Borrower Default Rates by State
We used the datasets of defaultRateByState2012.csv and defaultRateByState2015.csv which were respectively downloaded from the Minnesota Office of Higher Education and the Department of Education. We looked at the Borrower Default Rate, which in both datasets refers to the Cohort Default Rates (CDRs) which measure the share of federal student loan borrowers who default within a specified period of time after entering repayment. For instance, the most recent CDRs as shown in the dataset defaultRateByState2015.csv is the FY 2015 Official Cohort Default Rates by State/Territory which was released in September 2018 and shows that borrowers who entered repayment in federal fiscal year 2015 (FY15) and defaulted in FY15, FY16, or FY17. Similar definitions applies to the dataset defaultRateByState2012.csv.
The reason why we chose to analyze the datasets in fiscal year 2012 and 2015 is that they are the only directly usable datasets which we found on the internet. In addition, the formats of the original two pdf files are somewhat different, so are the corresponding csv files. Therefore, we performed some preprocessing on the csv files with Excel before loading them into R, and will further format them in the following analysis.
The Cleveland dot plots of Borrower Default Rate by State for fiscal year 2012 and 2015 are shown side by side below. As we see, plots in both years have been sorted by Borrower Default Rate. In 2012, the highest default rate was 20.1%, which was from New Mexico, whereas in 2015, it dropped to 17.8% and it was from West Virginia. Similarly, in 2012, Guam has the lowest default rate 4.5%, while in 2015, the lowest rate was 5.9% and it was from Vermont. In addition, changes of the default rates in other states between two years were also observed.
theme_dotplot <- theme_bw(14) +
theme(axis.text.y = element_text(size = rel(.75)),
axis.ticks.y = element_blank(),
axis.title.x = element_text(size = rel(.75)),
panel.grid.major.x = element_blank(),
panel.grid.major.y = element_line(size = 0.5),
panel.grid.minor.x = element_blank())
require(gridExtra)
plot1 <- ggplot(dfDefault2012, aes(x = Borrower.Default.Rate,
y = reorder(State, Borrower.Default.Rate))) +
geom_point(size = 4, color = "red") +
scale_x_continuous(limits = c(4, 22), breaks = seq(4, 22, 2)) +
theme_dotplot +
xlab("Borrower Default Rate (in Percent)") +
ylab("State") +
ggtitle("Borrower Default Rate by State in 2012") +
theme(axis.text.x = element_text(face = "bold", color = "brown", size = 12),
axis.text.y = element_text(face = "bold", color = "brown", size = 12)) +
theme(text = element_text(face = "bold", size = 18)) +
theme(plot.title = element_text(face = "bold", size = 16))

MATERIAL TO PROCESS
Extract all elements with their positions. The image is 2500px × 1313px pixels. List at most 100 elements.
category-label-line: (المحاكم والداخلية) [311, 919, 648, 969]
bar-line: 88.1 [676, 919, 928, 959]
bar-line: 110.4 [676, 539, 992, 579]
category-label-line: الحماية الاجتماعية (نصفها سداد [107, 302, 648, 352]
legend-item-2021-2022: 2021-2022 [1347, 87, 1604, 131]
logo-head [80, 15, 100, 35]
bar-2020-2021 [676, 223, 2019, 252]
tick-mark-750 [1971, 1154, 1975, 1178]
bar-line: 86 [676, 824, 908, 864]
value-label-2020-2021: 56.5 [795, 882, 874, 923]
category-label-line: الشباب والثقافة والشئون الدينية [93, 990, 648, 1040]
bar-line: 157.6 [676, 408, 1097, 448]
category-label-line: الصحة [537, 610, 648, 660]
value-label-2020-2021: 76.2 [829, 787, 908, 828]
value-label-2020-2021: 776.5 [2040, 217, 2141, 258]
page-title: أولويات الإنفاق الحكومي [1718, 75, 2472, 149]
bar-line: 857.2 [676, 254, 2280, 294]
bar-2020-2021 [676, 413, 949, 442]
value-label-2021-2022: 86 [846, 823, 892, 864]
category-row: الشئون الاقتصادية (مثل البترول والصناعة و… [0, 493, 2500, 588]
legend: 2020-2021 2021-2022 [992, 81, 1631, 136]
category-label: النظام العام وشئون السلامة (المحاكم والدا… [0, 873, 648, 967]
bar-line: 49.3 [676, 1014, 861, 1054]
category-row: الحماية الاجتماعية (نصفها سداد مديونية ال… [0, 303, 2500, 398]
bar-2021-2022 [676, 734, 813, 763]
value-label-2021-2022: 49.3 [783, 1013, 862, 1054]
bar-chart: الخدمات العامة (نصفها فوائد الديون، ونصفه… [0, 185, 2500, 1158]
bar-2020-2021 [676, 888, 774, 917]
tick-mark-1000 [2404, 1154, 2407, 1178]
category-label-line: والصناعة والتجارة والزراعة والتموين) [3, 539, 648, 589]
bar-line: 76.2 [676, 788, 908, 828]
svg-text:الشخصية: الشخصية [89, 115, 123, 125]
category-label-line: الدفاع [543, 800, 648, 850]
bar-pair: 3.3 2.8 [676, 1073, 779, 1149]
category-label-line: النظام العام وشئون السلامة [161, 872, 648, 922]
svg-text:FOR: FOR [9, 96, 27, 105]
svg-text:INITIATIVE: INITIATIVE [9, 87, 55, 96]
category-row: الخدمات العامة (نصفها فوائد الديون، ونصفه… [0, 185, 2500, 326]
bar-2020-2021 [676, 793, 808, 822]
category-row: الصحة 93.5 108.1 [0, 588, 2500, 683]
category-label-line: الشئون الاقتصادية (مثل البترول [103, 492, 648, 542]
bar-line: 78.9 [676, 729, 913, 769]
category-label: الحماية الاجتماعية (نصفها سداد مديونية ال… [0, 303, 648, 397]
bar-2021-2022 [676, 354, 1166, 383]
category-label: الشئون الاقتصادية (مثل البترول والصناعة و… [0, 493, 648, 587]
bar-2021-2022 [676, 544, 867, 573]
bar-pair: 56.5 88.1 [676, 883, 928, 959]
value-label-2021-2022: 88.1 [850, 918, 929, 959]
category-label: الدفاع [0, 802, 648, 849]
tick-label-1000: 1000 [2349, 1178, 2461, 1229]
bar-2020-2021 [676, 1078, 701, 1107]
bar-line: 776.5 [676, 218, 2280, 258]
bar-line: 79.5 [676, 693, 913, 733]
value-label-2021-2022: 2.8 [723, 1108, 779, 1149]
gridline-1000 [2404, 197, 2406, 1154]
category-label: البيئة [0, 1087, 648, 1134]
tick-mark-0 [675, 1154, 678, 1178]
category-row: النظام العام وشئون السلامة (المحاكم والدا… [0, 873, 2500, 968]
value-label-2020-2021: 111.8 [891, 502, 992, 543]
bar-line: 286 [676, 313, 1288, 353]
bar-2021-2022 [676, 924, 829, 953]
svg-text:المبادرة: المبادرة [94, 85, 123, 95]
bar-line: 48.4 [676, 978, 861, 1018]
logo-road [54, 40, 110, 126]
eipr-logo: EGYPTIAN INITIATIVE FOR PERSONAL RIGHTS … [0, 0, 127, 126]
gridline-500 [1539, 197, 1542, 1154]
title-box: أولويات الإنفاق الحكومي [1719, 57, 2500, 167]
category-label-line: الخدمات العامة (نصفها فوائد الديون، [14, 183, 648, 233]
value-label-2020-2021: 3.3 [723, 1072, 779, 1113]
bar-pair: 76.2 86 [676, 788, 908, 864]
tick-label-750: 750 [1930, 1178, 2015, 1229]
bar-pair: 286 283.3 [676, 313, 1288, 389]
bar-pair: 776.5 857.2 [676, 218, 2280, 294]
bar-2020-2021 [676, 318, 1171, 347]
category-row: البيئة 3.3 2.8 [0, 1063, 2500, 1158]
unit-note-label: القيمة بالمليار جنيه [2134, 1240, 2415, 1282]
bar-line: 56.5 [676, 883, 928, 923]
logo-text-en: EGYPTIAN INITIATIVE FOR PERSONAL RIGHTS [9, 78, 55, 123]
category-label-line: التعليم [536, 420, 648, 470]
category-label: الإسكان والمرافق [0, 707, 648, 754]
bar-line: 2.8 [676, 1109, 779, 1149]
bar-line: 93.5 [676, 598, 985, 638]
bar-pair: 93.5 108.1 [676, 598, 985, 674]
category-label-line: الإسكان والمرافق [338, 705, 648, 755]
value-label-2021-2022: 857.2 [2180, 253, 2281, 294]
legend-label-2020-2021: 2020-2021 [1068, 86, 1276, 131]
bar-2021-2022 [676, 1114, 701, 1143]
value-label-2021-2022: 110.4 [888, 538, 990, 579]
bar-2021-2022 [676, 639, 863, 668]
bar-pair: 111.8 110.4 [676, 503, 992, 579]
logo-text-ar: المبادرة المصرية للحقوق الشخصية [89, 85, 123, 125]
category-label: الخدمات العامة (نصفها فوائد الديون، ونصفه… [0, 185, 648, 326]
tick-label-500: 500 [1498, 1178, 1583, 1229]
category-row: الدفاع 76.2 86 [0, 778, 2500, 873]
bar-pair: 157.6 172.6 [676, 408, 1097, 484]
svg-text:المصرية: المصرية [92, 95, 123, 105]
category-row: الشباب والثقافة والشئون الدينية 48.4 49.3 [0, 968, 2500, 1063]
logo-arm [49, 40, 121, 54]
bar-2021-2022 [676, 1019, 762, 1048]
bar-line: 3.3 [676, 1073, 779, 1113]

TASKS TO CARRY OUT
1) Answer these about the text on default rates by state, one line each:
(a) Which source provided the 2012 dataset?
(b) Which state had the highest default rate in 2012, and what was that rate?
(c) What color are the points in the 2012 plot?
2) Put these lines of the records into a numbered list, leaving out blank lines. Begin with the first line of the records and stop after the line that contains "legend: 2020-2021 2021-2022".
The records have nothing to do with the text about student loan default rates.

FINAL ANSWERS
1)
(a) The Minnesota Office of Higher Education
(b) New Mexico, at 20.1%
(c) Red

2)
1. Extract all elements with their positions. The image is 2500px × 1313px pixels. List at most 100 elements.
2. category-label-line: (المحاكم والداخلية) [311, 919, 648, 969]
3. bar-line: 88.1 [676, 919, 928, 959]
4. bar-line: 110.4 [676, 539, 992, 579]
5. category-label-line: الحماية الاجتماعية (نصفها سداد [107, 302, 648, 352]
6. legend-item-2021-2022: 2021-2022 [1347, 87, 1604, 131]
7. logo-head [80, 15, 100, 35]
8. bar-2020-2021 [676, 223, 2019, 252]
9. tick-mark-750 [1971, 1154, 1975, 1178]
10. bar-line: 86 [676, 824, 908, 864]
11. value-label-2020-2021: 56.5 [795, 882, 874, 923]
12. category-label-line: الشباب والثقافة والشئون الدينية [93, 990, 648, 1040]
13. bar-line: 157.6 [676, 408, 1097, 448]
14. category-label-line: الصحة [537, 610, 648, 660]
15. value-label-2020-2021: 76.2 [829, 787, 908, 828]
16. value-label-2020-2021: 776.5 [2040, 217, 2141, 258]
17. page-title: أولويات الإنفاق الحكومي [1718, 75, 2472, 149]
18. bar-line: 857.2 [676, 254, 2280, 294]
19. bar-2020-2021 [676, 413, 949, 442]
20. value-label-2021-2022: 86 [846, 823, 892, 864]
21. category-row: الشئون الاقتصادية (مثل البترول والصناعة و… [0, 493, 2500, 588]
22. legend: 2020-2021 2021-2022 [992, 81, 1631, 136]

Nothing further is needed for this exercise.